_DATASET ENTRIES_:
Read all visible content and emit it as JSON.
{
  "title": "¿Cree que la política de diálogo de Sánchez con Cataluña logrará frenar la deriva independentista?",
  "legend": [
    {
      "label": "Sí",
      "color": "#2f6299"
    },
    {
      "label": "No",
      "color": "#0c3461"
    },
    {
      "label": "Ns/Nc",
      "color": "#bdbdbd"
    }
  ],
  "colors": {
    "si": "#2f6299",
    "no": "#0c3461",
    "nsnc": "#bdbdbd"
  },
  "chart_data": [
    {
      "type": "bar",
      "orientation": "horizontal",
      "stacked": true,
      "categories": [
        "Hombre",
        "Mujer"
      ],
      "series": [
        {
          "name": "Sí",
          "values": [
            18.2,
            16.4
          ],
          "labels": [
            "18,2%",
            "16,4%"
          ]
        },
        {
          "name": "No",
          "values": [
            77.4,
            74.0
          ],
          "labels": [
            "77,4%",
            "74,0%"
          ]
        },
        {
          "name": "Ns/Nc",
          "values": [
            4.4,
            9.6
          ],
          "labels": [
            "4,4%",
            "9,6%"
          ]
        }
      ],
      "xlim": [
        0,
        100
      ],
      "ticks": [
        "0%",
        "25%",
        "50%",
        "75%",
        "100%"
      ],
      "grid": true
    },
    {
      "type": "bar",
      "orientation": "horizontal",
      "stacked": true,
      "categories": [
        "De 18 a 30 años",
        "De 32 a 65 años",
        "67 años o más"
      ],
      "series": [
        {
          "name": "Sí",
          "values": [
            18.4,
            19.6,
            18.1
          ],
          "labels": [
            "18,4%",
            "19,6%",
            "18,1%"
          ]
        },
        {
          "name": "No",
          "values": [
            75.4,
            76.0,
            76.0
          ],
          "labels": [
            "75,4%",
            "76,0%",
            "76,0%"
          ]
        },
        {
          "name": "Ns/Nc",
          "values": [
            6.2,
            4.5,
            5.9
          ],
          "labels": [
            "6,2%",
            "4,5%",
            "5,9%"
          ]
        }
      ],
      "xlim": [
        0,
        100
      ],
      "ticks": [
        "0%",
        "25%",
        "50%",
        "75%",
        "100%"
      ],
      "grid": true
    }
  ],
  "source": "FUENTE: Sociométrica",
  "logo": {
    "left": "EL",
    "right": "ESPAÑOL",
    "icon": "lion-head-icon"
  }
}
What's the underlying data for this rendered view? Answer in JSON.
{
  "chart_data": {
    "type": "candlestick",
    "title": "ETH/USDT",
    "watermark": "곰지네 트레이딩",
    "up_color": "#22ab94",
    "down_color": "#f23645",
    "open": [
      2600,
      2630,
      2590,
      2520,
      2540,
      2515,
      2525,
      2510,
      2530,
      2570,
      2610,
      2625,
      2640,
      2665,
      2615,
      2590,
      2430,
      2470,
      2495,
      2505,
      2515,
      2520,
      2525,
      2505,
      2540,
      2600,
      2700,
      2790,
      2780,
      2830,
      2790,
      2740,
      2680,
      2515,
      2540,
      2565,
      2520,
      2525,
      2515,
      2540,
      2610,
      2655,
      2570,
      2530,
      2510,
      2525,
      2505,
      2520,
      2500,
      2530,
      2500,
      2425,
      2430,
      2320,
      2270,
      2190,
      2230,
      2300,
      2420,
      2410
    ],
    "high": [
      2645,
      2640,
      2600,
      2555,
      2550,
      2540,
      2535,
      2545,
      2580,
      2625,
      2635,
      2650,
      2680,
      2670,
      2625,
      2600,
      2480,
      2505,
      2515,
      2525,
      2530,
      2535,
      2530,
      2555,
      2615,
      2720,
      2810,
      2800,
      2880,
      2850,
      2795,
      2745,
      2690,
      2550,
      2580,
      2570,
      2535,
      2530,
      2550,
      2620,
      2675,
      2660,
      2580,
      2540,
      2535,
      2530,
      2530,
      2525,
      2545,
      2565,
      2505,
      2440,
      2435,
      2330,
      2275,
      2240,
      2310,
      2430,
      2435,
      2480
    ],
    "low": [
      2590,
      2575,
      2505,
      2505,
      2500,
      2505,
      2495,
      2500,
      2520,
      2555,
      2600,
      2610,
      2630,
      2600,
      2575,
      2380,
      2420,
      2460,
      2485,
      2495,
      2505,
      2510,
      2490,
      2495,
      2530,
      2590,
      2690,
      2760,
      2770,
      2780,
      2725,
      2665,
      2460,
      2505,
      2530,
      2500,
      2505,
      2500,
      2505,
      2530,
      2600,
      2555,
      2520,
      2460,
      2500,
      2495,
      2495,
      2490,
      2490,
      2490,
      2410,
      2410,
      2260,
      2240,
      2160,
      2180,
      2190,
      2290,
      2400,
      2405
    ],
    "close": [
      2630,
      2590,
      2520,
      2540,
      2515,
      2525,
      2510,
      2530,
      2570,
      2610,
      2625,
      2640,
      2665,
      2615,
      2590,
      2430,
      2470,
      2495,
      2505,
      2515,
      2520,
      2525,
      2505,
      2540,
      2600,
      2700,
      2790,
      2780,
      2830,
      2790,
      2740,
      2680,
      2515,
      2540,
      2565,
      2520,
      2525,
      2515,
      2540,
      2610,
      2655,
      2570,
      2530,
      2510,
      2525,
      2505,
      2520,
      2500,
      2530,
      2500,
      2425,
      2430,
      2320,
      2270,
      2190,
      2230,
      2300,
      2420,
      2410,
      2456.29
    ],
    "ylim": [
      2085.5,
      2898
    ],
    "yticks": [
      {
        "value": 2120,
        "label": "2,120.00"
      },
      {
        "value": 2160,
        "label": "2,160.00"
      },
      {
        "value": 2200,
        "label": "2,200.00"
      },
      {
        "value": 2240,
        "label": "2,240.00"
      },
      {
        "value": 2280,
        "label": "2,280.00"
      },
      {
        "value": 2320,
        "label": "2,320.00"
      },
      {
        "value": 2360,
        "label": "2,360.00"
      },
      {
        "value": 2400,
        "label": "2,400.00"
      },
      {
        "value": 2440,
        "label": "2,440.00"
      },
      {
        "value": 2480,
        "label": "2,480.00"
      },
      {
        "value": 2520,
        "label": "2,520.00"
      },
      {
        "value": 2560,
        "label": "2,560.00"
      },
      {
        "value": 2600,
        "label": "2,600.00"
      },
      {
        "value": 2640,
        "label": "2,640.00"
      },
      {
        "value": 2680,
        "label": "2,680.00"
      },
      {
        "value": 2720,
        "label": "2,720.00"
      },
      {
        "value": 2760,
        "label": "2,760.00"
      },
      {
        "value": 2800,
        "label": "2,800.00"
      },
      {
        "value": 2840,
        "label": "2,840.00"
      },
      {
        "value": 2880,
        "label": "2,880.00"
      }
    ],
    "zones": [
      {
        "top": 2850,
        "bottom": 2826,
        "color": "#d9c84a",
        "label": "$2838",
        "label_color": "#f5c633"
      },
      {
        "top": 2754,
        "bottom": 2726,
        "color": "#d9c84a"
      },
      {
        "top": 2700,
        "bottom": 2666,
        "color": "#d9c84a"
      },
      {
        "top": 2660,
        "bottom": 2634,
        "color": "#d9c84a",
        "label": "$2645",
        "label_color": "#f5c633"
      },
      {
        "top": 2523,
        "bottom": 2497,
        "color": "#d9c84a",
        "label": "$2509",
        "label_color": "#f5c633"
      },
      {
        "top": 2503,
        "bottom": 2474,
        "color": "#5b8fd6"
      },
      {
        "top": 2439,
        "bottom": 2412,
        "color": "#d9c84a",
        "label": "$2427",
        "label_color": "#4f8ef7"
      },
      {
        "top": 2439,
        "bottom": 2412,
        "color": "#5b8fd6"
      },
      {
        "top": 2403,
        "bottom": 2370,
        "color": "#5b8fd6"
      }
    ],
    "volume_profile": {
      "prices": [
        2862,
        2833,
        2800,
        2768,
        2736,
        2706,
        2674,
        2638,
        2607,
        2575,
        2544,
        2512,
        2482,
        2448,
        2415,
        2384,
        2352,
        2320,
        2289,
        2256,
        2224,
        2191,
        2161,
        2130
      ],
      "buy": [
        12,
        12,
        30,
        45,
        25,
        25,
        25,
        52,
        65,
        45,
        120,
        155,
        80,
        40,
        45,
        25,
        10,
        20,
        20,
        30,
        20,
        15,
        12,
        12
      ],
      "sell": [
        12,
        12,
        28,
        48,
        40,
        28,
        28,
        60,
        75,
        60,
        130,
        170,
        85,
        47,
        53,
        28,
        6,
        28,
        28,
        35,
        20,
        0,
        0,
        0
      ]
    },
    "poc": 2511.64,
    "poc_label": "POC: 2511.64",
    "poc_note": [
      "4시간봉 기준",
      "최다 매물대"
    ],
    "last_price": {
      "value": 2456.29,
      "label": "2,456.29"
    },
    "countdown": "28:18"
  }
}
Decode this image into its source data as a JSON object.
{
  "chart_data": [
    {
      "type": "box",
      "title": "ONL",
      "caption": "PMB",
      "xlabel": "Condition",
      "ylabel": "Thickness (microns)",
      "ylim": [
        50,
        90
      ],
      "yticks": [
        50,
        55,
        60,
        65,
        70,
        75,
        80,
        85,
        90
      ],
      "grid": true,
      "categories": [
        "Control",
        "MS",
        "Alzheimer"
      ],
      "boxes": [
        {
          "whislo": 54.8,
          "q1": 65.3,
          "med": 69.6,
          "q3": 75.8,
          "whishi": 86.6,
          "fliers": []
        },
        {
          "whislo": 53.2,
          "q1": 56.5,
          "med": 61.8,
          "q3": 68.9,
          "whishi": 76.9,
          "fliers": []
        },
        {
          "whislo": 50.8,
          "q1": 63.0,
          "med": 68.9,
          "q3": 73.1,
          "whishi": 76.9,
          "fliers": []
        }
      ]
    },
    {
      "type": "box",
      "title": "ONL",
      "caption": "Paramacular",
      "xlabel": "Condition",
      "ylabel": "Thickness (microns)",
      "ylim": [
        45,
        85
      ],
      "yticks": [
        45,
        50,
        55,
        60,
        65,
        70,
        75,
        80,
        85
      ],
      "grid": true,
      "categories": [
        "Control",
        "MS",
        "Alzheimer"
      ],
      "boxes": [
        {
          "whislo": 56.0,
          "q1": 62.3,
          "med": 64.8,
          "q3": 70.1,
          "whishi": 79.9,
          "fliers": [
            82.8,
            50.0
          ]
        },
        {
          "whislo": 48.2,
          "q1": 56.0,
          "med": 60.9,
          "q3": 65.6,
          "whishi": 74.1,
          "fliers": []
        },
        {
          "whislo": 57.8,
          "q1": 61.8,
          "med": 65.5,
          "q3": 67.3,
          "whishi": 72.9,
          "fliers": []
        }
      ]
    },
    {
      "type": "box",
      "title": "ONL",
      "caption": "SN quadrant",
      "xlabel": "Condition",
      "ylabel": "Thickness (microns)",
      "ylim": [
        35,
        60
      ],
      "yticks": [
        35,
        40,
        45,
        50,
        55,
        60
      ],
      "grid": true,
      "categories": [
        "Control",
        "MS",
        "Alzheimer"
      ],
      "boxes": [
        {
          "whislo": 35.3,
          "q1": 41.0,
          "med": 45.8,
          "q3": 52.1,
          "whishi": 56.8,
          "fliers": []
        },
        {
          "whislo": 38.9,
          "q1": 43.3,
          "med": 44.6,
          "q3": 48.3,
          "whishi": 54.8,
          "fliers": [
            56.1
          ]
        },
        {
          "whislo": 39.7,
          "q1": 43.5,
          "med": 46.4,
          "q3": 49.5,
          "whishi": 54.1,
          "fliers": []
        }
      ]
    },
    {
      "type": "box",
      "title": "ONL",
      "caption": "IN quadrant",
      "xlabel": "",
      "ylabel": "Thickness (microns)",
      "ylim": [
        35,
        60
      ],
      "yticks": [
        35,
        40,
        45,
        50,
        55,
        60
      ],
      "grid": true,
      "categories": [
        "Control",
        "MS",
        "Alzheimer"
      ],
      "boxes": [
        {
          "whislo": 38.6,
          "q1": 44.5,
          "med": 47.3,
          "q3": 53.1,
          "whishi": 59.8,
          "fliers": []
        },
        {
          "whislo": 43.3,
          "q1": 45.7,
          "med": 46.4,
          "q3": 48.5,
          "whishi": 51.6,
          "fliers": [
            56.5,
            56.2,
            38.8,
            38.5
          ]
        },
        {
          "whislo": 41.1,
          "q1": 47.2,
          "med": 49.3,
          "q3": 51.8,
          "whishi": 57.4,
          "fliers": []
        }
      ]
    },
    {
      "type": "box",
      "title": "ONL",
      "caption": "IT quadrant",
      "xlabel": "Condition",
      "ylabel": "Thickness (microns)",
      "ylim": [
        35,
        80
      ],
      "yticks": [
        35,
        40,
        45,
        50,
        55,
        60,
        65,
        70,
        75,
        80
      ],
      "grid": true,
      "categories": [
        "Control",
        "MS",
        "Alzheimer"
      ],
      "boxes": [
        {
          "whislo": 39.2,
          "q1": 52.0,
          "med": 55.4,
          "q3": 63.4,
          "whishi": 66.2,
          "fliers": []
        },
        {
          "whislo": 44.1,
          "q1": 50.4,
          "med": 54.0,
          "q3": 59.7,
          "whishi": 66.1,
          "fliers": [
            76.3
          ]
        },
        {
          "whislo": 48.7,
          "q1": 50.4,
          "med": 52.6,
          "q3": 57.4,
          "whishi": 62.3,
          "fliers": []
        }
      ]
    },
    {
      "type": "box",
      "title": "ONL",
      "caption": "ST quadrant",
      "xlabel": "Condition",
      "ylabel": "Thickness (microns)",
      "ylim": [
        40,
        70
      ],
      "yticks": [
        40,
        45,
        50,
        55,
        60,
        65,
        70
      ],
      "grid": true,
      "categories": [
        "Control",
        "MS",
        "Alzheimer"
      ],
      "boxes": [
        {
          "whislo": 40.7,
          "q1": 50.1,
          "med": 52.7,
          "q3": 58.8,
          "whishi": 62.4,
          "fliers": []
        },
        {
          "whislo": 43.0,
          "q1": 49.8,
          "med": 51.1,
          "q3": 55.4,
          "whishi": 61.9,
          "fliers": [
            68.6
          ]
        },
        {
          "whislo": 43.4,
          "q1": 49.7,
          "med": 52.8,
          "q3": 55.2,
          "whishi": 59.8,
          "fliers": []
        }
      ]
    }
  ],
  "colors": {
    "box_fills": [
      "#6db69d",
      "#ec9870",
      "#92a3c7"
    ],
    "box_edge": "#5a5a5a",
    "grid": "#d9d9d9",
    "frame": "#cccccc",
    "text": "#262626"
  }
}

_STATED TASK_:
Copy each line of the preceding data that contains the string "this".

_EXERCISE ANSWER_:
What's the underlying data for this rendered view? Answer in JSON.
Decode this image into its source data as a JSON object.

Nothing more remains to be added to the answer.